## start Data section

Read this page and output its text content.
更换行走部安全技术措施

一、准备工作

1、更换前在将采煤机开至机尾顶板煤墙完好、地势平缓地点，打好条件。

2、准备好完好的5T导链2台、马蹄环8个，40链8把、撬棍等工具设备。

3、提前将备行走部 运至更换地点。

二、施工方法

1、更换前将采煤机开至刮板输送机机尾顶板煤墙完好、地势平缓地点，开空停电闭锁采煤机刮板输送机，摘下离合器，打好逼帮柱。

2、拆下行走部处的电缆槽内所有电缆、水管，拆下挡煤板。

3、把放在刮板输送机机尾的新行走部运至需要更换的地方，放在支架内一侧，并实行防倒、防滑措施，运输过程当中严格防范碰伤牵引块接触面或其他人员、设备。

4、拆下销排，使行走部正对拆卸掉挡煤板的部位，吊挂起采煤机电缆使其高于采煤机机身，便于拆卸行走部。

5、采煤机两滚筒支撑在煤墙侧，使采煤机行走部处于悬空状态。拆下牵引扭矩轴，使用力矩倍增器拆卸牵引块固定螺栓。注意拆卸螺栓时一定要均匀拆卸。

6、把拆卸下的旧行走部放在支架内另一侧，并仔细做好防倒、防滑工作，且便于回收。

## end Data section

Extract the whole listing, character for character.

Read this page and output its text content.
更换行走部安全技术措施

一、准备工作

1、更换前在将采煤机开至机尾顶板煤墙完好、地势平缓地点，打好条件。

2、准备好完好的5T导链2台、马蹄环8个，40链8把、撬棍等工具设备。

3、提前将备行走部 运至更换地点。

二、施工方法

1、更换前将采煤机开至刮板输送机机尾顶板煤墙完好、地势平缓地点，开空停电闭锁采煤机刮板输送机，摘下离合器，打好逼帮柱。

2、拆下行走部处的电缆槽内所有电缆、水管，拆下挡煤板。

3、把放在刮板输送机机尾的新行走部运至需要更换的地方，放在支架内一侧，并实行防倒、防滑措施，运输过程当中严格防范碰伤牵引块接触面或其他人员、设备。

4、拆下销排，使行走部正对拆卸掉挡煤板的部位，吊挂起采煤机电缆使其高于采煤机机身，便于拆卸行走部。

5、采煤机两滚筒支撑在煤墙侧，使采煤机行走部处于悬空状态。拆下牵引扭矩轴，使用力矩倍增器拆卸牵引块固定螺栓。注意拆卸螺栓时一定要均匀拆卸。

6、把拆卸下的旧行走部放在支架内另一侧，并仔细做好防倒、防滑工作，且便于回收。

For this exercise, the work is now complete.